● WRITTEN REQUEST: Each record below should be repeated precisely as written.

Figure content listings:
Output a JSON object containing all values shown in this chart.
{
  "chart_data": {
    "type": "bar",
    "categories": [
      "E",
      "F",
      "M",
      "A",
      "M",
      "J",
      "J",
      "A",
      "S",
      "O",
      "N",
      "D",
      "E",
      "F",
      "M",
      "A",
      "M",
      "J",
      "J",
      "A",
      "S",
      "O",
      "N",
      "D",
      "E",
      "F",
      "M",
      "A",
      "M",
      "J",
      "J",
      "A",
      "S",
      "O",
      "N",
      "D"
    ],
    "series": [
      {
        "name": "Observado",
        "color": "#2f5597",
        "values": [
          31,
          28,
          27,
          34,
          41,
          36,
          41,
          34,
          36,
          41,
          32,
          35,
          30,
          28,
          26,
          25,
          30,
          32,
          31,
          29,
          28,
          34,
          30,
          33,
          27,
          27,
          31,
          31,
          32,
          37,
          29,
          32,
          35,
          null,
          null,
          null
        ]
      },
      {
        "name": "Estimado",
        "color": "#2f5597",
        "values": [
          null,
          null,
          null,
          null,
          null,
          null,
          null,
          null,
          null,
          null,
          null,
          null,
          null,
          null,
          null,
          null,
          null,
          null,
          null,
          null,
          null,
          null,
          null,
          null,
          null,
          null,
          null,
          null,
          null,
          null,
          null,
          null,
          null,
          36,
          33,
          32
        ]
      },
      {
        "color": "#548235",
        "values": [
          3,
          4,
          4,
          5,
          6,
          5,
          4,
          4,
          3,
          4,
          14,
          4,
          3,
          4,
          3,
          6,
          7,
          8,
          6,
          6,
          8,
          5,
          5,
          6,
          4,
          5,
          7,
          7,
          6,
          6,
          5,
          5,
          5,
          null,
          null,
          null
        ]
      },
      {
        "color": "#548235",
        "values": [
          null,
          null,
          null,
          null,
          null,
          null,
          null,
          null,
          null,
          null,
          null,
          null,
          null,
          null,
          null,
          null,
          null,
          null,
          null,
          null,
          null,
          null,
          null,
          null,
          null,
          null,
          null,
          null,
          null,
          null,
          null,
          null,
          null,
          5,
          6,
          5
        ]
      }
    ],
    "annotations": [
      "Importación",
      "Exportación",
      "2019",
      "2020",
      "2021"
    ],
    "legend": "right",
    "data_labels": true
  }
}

● IN RESPONSE:
Output a JSON object containing all values shown in this chart.
{
  "chart_data": {
    "type": "bar",
    "categories": [
      "E",
      "F",
      "M",
      "A",
      "M",
      "J",
      "J",
      "A",
      "S",
      "O",
      "N",
      "D",
      "E",
      "F",
      "M",
      "A",
      "M",
      "J",
      "J",
      "A",
      "S",
      "O",
      "N",
      "D",
      "E",
      "F",
      "M",
      "A",
      "M",
      "J",
      "J",
      "A",
      "S",
      "O",
      "N",
      "D"
    ],
    "series": [
      {
        "name": "Observado",
        "color": "#2f5597",
        "values": [
          31,
          28,
          27,
          34,
          41,
          36,
          41,
          34,
          36,
          41,
          32,
          35,
          30,
          28,
          26,
          25,
          30,
          32,
          31,
          29,
          28,
          34,
          30,
          33,
          27,
          27,
          31,
          31,
          32,
          37,
          29,
          32,
          35,
          null,
          null,
          null
        ]
      },
      {
        "name": "Estimado",
        "color": "#2f5597",
        "values": [
          null,
          null,
          null,
          null,
          null,
          null,
          null,
          null,
          null,
          null,
          null,
          null,
          null,
          null,
          null,
          null,
          null,
          null,
          null,
          null,
          null,
          null,
          null,
          null,
          null,
          null,
          null,
          null,
          null,
          null,
          null,
          null,
          null,
          36,
          33,
          32
        ]
      },
      {
        "color": "#548235",
        "values": [
          3,
          4,
          4,
          5,
          6,
          5,
          4,
          4,
          3,
          4,
          14,
          4,
          3,
          4,
          3,
          6,
          7,
          8,
          6,
          6,
          8,
          5,
          5,
          6,
          4,
          5,
          7,
          7,
          6,
          6,
          5,
          5,
          5,
          null,
          null,
          null
        ]
      },
      {
        "color": "#548235",
        "values": [
          null,
          null,
          null,
          null,
          null,
          null,
          null,
          null,
          null,
          null,
          null,
          null,
          null,
          null,
          null,
          null,
          null,
          null,
          null,
          null,
          null,
          null,
          null,
          null,
          null,
          null,
          null,
          null,
          null,
          null,
          null,
          null,
          null,
          5,
          6,
          5
        ]
      }
    ],
    "annotations": [
      "Importación",
      "Exportación",
      "2019",
      "2020",
      "2021"
    ],
    "legend": "right",
    "data_labels": true
  }
}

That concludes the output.